# START OF RECORDS FOR THE EXERCISE
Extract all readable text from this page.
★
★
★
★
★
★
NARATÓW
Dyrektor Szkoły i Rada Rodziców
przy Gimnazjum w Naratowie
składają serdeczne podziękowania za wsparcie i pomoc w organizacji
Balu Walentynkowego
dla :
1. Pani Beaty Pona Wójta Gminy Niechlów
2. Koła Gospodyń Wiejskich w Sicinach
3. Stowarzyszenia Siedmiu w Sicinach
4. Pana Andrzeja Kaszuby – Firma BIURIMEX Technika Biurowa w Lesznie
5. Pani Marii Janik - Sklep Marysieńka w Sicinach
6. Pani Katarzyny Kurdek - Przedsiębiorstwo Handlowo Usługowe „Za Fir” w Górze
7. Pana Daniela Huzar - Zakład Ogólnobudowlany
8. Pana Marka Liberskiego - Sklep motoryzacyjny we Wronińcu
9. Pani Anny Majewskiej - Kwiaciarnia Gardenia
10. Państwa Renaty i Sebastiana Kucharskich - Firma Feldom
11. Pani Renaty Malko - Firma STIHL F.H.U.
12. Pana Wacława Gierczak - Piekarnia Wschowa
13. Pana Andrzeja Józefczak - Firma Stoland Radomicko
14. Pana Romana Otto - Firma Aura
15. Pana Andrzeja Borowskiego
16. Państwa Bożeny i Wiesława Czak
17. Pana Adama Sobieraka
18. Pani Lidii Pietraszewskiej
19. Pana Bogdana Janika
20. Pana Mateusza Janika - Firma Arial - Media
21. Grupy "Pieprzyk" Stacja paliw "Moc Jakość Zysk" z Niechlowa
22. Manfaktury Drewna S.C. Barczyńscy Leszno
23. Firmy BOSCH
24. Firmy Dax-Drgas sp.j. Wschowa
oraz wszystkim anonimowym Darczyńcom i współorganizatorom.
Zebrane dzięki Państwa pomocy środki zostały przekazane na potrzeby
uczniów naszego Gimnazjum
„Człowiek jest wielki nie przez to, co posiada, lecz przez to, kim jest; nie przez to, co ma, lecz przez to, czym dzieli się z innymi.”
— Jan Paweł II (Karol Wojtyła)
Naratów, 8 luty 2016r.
# END OF RECORDS FOR THE EXERCISE
WHAT IS NEEDED
Provide the number of lines containing the string "Sicinach", with no other output.

WRITTEN ANSWER
3